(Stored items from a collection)
** Begin **
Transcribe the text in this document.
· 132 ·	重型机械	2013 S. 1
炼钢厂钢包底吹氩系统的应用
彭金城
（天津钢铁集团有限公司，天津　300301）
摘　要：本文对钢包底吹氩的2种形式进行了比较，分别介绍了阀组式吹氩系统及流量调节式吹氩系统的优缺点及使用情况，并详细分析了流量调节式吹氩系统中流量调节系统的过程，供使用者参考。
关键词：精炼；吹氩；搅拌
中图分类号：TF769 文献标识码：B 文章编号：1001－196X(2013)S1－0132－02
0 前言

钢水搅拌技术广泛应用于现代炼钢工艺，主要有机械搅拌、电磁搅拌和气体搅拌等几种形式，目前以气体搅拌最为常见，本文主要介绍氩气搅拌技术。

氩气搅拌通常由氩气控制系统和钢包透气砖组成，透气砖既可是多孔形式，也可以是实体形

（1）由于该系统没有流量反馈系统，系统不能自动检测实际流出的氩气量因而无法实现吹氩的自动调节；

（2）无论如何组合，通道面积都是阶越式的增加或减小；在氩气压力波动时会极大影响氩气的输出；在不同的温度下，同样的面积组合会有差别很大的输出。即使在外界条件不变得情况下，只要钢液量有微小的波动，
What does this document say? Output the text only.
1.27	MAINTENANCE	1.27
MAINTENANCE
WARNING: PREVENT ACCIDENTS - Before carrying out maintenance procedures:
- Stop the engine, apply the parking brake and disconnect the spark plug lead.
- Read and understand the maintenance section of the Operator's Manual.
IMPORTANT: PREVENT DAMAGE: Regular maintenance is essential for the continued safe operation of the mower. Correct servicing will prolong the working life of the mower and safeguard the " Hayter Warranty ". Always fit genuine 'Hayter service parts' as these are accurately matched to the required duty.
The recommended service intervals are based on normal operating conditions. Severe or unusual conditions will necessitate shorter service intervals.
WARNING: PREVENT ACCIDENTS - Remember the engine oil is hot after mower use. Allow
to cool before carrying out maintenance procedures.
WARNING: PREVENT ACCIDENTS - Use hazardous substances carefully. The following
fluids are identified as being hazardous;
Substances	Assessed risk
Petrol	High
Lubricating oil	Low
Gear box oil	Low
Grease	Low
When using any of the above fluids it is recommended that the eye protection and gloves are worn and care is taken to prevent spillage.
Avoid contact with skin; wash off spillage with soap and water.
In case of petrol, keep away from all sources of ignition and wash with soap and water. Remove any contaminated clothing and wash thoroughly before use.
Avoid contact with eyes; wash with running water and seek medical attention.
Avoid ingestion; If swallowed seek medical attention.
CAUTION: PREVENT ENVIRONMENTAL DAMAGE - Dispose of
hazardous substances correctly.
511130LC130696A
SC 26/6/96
** End **
Task objective: Above are the records; retype every one exactly.

Final answer:
Transcribe the text in this document.
· 132 ·	重型机械	2013 S. 1
炼钢厂钢包底吹氩系统的应用
彭金城
（天津钢铁集团有限公司，天津　300301）
摘　要：本文对钢包底吹氩的2种形式进行了比较，分别介绍了阀组式吹氩系统及流量调节式吹氩系统的优缺点及使用情况，并详细分析了流量调节式吹氩系统中流量调节系统的过程，供使用者参考。
关键词：精炼；吹氩；搅拌
中图分类号：TF769 文献标识码：B 文章编号：1001－196X(2013)S1－0132－02
0 前言

钢水搅拌技术广泛应用于现代炼钢工艺，主要有机械搅拌、电磁搅拌和气体搅拌等几种形式，目前以气体搅拌最为常见，本文主要介绍氩气搅拌技术。

氩气搅拌通常由氩气控制系统和钢包透气砖组成，透气砖既可是多孔形式，也可以是实体形

（1）由于该系统没有流量反馈系统，系统不能自动检测实际流出的氩气量因而无法实现吹氩的自动调节；

（2）无论如何组合，通道面积都是阶越式的增加或减小；在氩气压力波动时会极大影响氩气的输出；在不同的温度下，同样的面积组合会有差别很大的输出。即使在外界条件不变得情况下，只要钢液量有微小的波动，
What does this document say? Output the text only.
1.27	MAINTENANCE	1.27
MAINTENANCE
WARNING: PREVENT ACCIDENTS - Before carrying out maintenance procedures:
- Stop the engine, apply the parking brake and disconnect the spark plug lead.
- Read and understand the maintenance section of the Operator's Manual.
IMPORTANT: PREVENT DAMAGE: Regular maintenance is essential for the continued safe operation of the mower. Correct servicing will prolong the working life of the mower and safeguard the " Hayter Warranty ". Always fit genuine 'Hayter service parts' as these are accurately matched to the required duty.
The recommended service intervals are based on normal operating conditions. Severe or unusual conditions will necessitate shorter service intervals.
WARNING: PREVENT ACCIDENTS - Remember the engine oil is hot after mower use. Allow
to cool before carrying out maintenance procedures.
WARNING: PREVENT ACCIDENTS - Use hazardous substances carefully. The following
fluids are identified as being hazardous;
Substances	Assessed risk
Petrol	High
Lubricating oil	Low
Gear box oil	Low
Grease	Low
When using any of the above fluids it is recommended that the eye protection and gloves are worn and care is taken to prevent spillage.
Avoid contact with skin; wash off spillage with soap and water.
In case of petrol, keep away from all sources of ignition and wash with soap and water. Remove any contaminated clothing and wash thoroughly before use.
Avoid contact with eyes; wash with running water and seek medical attention.
Avoid ingestion; If swallowed seek medical attention.
CAUTION: PREVENT ENVIRONMENTAL DAMAGE - Dispose of
hazardous substances correctly.
511130LC130696A
SC 26/6/96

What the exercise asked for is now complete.